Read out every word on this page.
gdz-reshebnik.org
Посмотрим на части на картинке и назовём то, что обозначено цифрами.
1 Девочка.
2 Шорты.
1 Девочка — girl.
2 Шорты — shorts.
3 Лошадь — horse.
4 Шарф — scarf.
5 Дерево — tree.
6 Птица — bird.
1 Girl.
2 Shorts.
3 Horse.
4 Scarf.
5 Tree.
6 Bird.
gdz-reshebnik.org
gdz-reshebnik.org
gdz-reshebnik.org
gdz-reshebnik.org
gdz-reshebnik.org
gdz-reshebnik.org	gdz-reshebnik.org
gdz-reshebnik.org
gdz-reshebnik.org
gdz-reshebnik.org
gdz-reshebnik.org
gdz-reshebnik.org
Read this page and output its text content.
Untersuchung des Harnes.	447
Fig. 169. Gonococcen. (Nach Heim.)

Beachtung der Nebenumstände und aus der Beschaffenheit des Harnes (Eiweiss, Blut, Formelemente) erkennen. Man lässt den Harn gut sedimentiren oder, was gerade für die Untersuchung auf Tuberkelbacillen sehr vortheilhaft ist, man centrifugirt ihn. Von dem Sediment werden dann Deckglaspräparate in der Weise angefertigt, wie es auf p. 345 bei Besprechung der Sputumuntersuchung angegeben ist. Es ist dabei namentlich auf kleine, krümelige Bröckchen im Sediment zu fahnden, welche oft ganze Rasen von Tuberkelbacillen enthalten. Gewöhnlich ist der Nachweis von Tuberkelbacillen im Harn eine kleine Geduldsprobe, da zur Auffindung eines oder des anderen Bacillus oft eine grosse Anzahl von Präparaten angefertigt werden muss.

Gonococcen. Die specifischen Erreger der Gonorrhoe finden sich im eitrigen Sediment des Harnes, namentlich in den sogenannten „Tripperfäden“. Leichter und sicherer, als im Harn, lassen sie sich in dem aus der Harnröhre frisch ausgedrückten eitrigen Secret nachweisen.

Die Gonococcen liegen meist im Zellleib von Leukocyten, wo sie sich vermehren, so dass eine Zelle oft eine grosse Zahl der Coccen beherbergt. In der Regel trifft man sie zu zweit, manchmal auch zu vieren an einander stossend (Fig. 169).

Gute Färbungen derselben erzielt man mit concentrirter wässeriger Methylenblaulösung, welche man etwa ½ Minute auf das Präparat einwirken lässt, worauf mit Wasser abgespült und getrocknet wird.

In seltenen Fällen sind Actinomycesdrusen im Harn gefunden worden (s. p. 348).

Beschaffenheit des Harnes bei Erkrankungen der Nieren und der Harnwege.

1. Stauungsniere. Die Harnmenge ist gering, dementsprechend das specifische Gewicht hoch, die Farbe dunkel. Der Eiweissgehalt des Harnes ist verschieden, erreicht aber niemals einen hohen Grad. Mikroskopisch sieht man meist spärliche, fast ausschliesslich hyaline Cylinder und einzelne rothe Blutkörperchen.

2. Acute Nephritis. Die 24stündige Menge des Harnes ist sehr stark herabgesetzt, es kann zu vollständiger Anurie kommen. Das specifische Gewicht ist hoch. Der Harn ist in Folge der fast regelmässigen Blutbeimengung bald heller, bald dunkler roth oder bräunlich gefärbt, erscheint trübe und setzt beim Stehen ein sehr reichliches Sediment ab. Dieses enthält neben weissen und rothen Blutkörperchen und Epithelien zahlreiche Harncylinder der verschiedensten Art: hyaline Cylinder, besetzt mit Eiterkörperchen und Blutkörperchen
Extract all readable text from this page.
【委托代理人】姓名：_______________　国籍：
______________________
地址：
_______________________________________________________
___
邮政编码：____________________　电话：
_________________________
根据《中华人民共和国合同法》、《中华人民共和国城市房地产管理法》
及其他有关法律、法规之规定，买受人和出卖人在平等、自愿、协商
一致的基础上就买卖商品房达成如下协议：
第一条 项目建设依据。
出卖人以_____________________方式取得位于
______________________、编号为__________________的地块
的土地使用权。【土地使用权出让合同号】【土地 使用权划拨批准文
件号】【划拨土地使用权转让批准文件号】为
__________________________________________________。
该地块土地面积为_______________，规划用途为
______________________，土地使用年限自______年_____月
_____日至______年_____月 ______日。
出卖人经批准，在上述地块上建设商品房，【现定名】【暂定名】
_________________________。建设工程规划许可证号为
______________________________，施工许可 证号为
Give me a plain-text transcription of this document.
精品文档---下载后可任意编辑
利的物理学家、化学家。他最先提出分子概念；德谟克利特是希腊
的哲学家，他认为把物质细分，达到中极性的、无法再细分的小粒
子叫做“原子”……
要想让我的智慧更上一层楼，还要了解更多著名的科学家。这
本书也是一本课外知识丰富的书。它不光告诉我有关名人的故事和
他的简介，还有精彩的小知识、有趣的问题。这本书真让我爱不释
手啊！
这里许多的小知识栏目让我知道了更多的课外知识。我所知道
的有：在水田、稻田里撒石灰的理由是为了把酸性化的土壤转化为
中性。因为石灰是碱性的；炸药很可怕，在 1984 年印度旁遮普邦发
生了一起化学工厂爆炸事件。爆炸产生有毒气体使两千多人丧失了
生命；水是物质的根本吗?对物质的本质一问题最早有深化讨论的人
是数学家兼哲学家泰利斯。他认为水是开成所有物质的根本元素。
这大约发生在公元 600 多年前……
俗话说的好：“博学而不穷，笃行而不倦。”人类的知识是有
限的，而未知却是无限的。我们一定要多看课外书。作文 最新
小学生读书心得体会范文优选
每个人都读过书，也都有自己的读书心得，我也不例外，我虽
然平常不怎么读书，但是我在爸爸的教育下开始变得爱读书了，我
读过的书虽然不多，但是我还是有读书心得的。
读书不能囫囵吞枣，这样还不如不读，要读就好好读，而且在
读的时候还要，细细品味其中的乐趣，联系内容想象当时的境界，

* * *

**EXERCISE DESCRIPTION**:
Pull out every line in the material above where "text" occurs.

**FINISHED TASK**:
Read this page and output its text content.
Extract all readable text from this page.
Give me a plain-text transcription of this document.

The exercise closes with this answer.